Dataset rows:
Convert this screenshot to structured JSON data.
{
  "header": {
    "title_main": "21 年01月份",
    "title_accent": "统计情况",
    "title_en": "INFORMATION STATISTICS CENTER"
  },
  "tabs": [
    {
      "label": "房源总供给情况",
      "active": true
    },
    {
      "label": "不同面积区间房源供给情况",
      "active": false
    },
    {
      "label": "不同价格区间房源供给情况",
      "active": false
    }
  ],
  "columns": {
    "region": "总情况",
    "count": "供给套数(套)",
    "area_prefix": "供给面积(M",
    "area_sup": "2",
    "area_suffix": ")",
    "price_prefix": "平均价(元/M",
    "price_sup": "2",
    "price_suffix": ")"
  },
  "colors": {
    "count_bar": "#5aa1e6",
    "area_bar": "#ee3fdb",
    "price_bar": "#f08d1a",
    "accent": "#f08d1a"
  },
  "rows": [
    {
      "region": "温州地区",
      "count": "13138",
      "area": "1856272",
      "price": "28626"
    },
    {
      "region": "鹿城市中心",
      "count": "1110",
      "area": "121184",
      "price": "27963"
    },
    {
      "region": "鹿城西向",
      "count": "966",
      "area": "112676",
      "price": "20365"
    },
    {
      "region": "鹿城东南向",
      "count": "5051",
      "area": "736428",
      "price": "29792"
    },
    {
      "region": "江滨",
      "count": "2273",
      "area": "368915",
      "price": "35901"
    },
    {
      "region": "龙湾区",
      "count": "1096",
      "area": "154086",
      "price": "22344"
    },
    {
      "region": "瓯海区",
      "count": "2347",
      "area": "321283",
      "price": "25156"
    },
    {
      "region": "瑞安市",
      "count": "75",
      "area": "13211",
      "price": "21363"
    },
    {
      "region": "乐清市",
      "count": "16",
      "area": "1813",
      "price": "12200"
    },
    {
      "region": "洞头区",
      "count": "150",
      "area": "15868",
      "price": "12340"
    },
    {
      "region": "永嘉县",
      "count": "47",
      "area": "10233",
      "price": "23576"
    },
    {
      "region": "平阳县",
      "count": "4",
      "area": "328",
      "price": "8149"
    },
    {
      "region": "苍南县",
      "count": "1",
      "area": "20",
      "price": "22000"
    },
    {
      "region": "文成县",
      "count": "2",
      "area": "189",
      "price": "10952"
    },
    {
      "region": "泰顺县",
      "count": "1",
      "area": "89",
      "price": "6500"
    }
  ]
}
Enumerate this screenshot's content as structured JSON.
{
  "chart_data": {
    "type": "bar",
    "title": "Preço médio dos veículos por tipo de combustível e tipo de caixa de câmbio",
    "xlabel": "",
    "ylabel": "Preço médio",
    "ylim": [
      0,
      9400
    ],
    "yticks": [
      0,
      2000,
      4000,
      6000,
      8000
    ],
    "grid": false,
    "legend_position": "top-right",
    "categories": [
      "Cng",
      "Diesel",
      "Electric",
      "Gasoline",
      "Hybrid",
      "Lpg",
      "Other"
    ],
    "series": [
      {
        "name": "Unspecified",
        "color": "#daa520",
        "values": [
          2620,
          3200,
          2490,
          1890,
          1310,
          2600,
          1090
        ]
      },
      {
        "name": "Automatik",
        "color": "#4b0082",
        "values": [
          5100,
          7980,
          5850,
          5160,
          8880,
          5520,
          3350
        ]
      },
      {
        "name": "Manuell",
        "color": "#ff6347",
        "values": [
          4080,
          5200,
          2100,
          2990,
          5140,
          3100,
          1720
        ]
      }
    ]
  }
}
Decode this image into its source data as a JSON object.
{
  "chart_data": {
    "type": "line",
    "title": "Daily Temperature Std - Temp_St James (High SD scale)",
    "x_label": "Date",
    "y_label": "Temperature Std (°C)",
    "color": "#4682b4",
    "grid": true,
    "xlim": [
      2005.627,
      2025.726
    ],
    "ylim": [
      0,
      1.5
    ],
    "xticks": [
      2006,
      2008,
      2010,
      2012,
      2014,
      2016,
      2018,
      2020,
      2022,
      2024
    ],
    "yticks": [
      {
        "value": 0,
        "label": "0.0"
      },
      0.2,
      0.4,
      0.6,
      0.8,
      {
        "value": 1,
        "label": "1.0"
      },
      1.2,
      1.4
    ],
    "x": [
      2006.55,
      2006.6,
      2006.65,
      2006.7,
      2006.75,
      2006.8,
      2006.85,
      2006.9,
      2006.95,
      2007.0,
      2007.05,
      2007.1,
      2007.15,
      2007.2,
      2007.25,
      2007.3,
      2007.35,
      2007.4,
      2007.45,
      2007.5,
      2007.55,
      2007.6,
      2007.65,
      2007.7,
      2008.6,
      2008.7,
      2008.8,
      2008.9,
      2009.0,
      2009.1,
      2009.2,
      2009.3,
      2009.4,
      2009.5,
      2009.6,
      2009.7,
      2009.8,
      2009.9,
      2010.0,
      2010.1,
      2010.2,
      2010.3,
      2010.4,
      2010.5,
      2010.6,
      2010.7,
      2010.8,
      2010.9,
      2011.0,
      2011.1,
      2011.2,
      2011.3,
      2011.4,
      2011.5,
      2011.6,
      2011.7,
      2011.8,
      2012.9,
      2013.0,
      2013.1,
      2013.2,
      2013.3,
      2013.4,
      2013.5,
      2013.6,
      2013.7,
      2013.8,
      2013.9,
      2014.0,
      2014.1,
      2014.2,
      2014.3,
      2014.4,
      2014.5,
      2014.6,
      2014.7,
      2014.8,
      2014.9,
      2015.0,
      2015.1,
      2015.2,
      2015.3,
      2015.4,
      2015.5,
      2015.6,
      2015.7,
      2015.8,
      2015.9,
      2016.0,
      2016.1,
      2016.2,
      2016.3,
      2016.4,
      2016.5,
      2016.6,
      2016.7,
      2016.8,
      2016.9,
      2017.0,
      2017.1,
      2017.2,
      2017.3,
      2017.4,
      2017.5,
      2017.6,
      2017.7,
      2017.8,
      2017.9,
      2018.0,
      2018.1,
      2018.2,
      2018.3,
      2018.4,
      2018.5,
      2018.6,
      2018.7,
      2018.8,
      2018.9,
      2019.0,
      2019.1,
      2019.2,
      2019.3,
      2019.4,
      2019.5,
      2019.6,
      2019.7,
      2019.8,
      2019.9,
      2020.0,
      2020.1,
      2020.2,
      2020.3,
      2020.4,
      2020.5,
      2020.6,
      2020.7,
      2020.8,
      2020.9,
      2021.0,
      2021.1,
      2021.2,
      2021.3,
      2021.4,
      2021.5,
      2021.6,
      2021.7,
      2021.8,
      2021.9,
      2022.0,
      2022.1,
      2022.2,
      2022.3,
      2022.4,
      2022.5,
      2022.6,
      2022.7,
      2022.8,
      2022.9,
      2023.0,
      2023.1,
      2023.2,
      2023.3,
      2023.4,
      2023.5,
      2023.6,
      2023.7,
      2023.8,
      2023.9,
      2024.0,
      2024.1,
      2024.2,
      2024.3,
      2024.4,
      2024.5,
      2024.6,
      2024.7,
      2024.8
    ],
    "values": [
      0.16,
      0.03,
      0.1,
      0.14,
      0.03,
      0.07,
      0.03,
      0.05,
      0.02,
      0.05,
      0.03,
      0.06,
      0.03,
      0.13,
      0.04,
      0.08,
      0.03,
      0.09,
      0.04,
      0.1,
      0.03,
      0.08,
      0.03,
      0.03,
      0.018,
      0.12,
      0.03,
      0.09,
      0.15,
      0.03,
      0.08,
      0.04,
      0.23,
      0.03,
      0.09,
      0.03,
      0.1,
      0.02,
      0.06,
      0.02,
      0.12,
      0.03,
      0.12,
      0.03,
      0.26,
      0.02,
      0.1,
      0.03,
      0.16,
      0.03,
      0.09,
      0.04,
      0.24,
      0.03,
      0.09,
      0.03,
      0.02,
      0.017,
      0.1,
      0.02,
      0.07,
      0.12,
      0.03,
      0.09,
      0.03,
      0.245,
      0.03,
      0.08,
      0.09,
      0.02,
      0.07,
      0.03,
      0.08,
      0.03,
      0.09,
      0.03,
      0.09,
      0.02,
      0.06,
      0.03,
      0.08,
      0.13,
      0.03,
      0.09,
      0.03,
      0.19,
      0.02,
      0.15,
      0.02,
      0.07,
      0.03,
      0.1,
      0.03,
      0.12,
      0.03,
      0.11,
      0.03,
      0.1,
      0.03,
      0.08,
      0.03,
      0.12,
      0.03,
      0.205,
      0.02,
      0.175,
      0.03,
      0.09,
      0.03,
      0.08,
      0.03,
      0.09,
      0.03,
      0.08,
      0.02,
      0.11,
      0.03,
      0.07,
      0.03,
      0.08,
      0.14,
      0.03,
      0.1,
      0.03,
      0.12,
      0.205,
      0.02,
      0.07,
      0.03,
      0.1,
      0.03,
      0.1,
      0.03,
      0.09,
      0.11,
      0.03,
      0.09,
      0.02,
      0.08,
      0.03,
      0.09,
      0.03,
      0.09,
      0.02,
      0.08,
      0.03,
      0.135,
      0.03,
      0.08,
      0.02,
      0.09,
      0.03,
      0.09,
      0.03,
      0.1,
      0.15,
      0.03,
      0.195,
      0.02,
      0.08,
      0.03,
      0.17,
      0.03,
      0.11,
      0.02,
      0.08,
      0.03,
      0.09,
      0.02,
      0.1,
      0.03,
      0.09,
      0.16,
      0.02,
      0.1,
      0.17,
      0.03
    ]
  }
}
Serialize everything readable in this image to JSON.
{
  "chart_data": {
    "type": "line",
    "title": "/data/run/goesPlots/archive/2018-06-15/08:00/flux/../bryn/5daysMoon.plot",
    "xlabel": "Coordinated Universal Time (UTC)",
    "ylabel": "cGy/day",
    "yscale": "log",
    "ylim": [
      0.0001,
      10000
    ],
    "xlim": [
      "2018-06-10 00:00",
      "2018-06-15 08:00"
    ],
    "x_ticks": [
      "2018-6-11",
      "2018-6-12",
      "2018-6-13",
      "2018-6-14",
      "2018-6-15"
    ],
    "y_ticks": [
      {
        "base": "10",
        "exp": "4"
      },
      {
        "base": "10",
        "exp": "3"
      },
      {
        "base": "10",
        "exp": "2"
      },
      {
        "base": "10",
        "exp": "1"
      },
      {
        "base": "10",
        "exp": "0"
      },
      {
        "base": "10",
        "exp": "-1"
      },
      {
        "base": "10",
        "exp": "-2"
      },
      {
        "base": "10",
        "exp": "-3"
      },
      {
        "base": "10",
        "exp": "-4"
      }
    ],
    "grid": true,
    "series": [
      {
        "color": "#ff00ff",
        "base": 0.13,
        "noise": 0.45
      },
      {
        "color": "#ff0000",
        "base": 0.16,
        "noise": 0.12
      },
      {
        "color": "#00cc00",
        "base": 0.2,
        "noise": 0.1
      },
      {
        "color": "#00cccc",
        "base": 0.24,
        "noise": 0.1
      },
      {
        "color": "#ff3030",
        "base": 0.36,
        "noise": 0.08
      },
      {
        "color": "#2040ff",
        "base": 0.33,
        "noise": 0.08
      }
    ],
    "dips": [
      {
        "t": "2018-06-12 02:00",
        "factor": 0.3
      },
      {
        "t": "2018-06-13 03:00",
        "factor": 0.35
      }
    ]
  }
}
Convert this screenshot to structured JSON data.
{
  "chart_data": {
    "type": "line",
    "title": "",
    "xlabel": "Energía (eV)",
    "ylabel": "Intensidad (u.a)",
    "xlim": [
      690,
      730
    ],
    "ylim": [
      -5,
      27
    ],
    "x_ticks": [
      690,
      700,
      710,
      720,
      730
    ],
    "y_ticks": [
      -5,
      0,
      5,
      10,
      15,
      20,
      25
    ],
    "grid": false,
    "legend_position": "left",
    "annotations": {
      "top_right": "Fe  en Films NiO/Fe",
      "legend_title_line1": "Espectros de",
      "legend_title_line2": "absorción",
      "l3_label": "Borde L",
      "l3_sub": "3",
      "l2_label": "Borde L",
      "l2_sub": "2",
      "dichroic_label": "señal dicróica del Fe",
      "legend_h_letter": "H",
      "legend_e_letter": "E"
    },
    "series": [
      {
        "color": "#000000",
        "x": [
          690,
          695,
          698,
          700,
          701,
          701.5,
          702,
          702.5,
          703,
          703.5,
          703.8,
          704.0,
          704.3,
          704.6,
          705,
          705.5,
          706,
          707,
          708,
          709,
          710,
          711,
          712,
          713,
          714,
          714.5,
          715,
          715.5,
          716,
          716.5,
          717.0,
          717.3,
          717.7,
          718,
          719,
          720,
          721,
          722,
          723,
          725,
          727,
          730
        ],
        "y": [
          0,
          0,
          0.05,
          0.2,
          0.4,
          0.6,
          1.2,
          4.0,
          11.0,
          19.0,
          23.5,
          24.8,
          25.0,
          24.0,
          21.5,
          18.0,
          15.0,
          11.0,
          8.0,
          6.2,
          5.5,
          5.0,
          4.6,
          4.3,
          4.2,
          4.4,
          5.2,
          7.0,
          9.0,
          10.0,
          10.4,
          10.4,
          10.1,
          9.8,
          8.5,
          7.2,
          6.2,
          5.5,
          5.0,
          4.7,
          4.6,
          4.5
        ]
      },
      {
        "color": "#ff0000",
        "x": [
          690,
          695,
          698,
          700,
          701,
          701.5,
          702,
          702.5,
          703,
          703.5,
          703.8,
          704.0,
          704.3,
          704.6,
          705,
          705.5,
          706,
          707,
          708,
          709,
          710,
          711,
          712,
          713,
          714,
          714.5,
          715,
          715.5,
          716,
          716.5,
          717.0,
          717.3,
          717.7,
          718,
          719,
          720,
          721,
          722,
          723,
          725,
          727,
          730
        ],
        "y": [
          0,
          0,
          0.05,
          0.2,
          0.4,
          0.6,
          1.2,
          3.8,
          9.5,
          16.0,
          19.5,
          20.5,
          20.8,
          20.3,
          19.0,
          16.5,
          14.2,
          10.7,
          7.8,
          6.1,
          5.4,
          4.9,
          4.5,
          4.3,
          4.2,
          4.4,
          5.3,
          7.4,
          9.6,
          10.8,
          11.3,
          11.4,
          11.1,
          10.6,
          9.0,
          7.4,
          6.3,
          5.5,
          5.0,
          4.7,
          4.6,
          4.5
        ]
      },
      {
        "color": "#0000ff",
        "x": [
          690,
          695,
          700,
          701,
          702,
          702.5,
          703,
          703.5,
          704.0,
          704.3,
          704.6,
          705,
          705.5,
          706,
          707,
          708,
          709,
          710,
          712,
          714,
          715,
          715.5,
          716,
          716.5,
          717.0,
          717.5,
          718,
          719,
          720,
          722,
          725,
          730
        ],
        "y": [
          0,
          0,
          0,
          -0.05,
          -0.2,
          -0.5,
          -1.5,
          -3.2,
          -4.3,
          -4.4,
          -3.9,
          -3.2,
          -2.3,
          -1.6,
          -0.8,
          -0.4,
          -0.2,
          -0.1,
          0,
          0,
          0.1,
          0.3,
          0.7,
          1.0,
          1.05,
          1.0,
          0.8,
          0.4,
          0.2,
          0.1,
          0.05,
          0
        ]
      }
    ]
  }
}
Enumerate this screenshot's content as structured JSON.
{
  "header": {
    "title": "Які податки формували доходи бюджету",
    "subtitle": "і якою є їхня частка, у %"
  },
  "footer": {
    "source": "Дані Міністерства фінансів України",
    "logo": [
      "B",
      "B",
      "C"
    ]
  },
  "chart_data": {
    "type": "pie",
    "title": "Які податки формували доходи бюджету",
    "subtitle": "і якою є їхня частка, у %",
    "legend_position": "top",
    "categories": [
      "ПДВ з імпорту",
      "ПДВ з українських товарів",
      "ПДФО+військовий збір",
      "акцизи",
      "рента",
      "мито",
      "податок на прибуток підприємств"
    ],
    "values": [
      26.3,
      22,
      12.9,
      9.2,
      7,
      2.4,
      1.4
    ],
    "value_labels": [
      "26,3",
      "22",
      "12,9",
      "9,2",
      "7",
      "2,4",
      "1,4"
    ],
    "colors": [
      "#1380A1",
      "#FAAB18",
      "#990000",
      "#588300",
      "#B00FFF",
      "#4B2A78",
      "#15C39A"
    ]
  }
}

What you need to do: Search the data above for the string "частка" and return every line that has it.

Final result:
    "subtitle": "і якою є їхня частка, у %"
    "subtitle": "і якою є їхня частка, у %",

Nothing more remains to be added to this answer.